--- Yapılacak Görevler ---
(A) Çadırcı hakkındaki haberde "Haberleri —" ile başlayıp "ve Kül'ü konuştuk." ifadesine kadar süren bölümü, "Yüksek okula" yerine "Üniversiteye" koyarak yeniden yazınız.
(B) Çadırcı hakkındaki haberde adı geçen bütün kitapları sıralayınız.
(C) Çadırcı hakkındaki habere göre Çadırcı, özgürlük mücadelesini hangi yıldan beri sürdürmektedir?

--- Seçilmiş Metin Parçası ---
=====

Eylem KAHRAMAN: 'Tüldür ütopya’nın savaşçısı, ateştir devrim, küldür özgürlük'

Haberleri —


Riha merkezde doğan şair yazar Abdurrahman Çadırcı (Esat Faraşin), ilk ve orta öğrenimini de burada tamamladı. Yüksek okula Amed'de gitti. 1976 yılından beri yaşamını adadığı özgürlük mücadelesini sürdüren Çadırcı, aynı zamanda dağ edebiyatının da öncülerinden biri olarak kabul ediliyor. Daha önce yayınlanan 'Zagroslarda Bir Ceylan' ve 'Dağların Şarkıları-Benavok Çiçekleri“ adlı kitapları büyük ilgi gördü. Benavok Çiçekleri ismini taşıyan şiiri gerilla tarafından o kadar çok sevildi ki, Kürdistan dağlarındaki bir çiçeğe gerillalarca 'Benavok' adı verildi. Bütün eserlerini Kürdistan dağlarında gerilla savaşı içinde, dağ koşullarında zorluklar ve kıtlıklar ortamında yazan Çadırcı ile son kitabı 'Tül ve Kül'ü konuştuk.

=====

--- Çıkarılan Veriler ---

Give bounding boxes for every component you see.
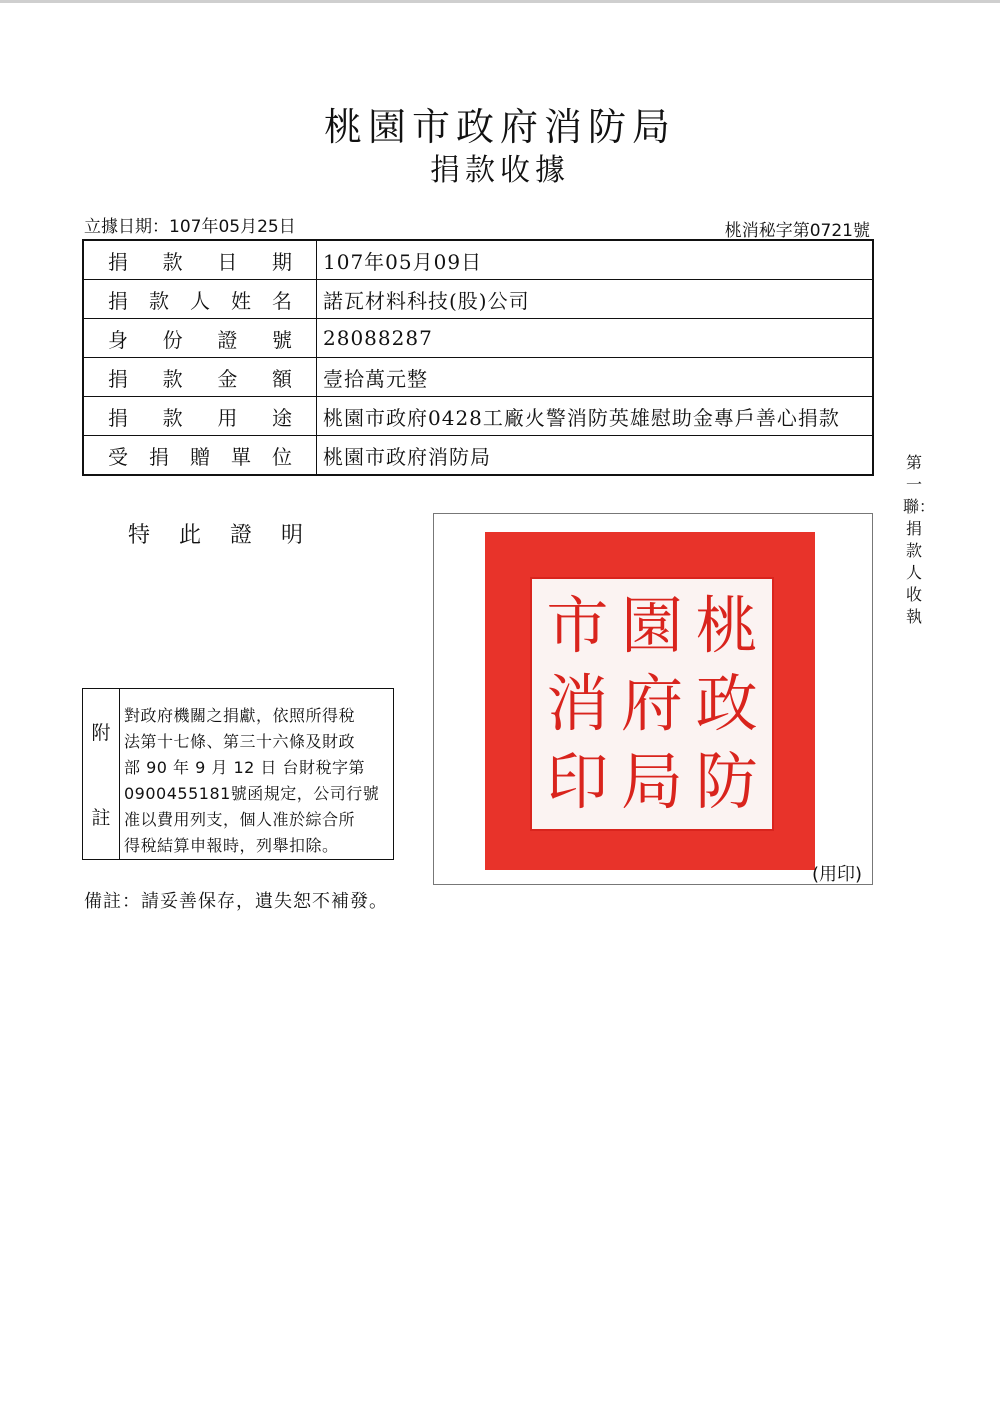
note-line: 部 90 年 9 月 12 日 台財稅字第 — [124, 758, 366, 777]
row-value: 28088287 — [317, 319, 874, 358]
row-label: 身份證號 — [83, 319, 317, 358]
remark-text: 備註：請妥善保存，遺失恕不補發。 — [84, 891, 388, 912]
copy-note: 第一聯：捐款人收執 — [903, 453, 936, 626]
certify-text: 特 此 證 明 — [128, 523, 303, 548]
row-value: 諾瓦材料科技(股)公司 — [317, 280, 874, 319]
table-row — [83, 358, 873, 397]
row-value: 107年05月09日 — [317, 240, 874, 280]
seal-char: 市 — [546, 589, 609, 662]
official-seal — [485, 532, 815, 870]
seal-characters — [540, 587, 764, 821]
seal-inner — [530, 577, 774, 831]
seal-char: 消 — [546, 667, 609, 740]
seal-char: 桃 — [695, 589, 758, 662]
note-line: 法第十七條、第三十六條及財政 — [124, 732, 356, 751]
top-border — [0, 0, 1000, 3]
table-row — [83, 280, 873, 319]
row-value: 桃園市政府消防局 — [317, 436, 874, 476]
note-label-top: 附 — [91, 722, 111, 744]
row-label: 受捐贈單位 — [83, 436, 317, 476]
row-value: 桃園市政府0428工廠火警消防英雄慰助金專戶善心捐款 — [317, 397, 874, 436]
row-value: 壹拾萬元整 — [317, 358, 874, 397]
seal-char: 局 — [620, 745, 683, 818]
tax-note-box — [82, 688, 394, 860]
seal-char: 防 — [695, 745, 758, 818]
donation-table — [82, 239, 874, 476]
row-label: 捐款日期 — [83, 240, 317, 280]
issue-date: 立據日期：107年05月25日 — [84, 217, 296, 237]
row-label: 捐款用途 — [83, 397, 317, 436]
table-row — [83, 319, 873, 358]
note-line: 得稅結算申報時，列舉扣除。 — [124, 836, 339, 855]
page-subtitle: 捐款收據 — [430, 153, 570, 188]
note-label — [83, 689, 120, 859]
note-label-bottom: 註 — [91, 807, 111, 829]
page-title: 桃園市政府消防局 — [323, 105, 676, 149]
seal-char: 印 — [546, 745, 609, 818]
table-row — [83, 240, 873, 280]
note-line: 對政府機關之捐獻，依照所得稅 — [124, 706, 356, 725]
stamp-caption: (用印) — [812, 864, 863, 885]
note-line: 0900455181號函規定，公司行號 — [124, 784, 380, 803]
seal-char: 政 — [695, 667, 758, 740]
table-row — [83, 397, 873, 436]
row-label: 捐款金額 — [83, 358, 317, 397]
note-line: 准以費用列支，個人准於綜合所 — [124, 810, 356, 829]
seal-char: 府 — [620, 667, 683, 740]
table-row — [83, 436, 873, 476]
row-label: 捐款人姓名 — [83, 280, 317, 319]
note-text — [120, 689, 393, 859]
reference-number: 桃消秘字第0721號 — [724, 221, 870, 241]
seal-char: 園 — [620, 589, 683, 662]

=====

--- Verilen Yanıtlar ---
(A)
Haberleri —


Riha merkezde doğan şair yazar Abdurrahman Çadırcı (Esat Faraşin), ilk ve orta öğrenimini de burada tamamladı. Üniversiteye Amed'de gitti. 1976 yılından beri yaşamını adadığı özgürlük mücadelesini sürdüren Çadırcı, aynı zamanda dağ edebiyatının da öncülerinden biri olarak kabul ediliyor. Daha önce yayınlanan 'Zagroslarda Bir Ceylan' ve 'Dağların Şarkıları-Benavok Çiçekleri“ adlı kitapları büyük ilgi gördü. Benavok Çiçekleri ismini taşıyan şiiri gerilla tarafından o kadar çok sevildi ki, Kürdistan dağlarındaki bir çiçeğe gerillalarca 'Benavok' adı verildi. Bütün eserlerini Kürdistan dağlarında gerilla savaşı içinde, dağ koşullarında zorluklar ve kıtlıklar ortamında yazan Çadırcı ile son kitabı 'Tül ve Kül'ü konuştuk.

(B)
- Zagroslarda Bir Ceylan
- Dağların Şarkıları-Benavok Çiçekleri
- Tül ve Kül

(C) 1976 yılından beri.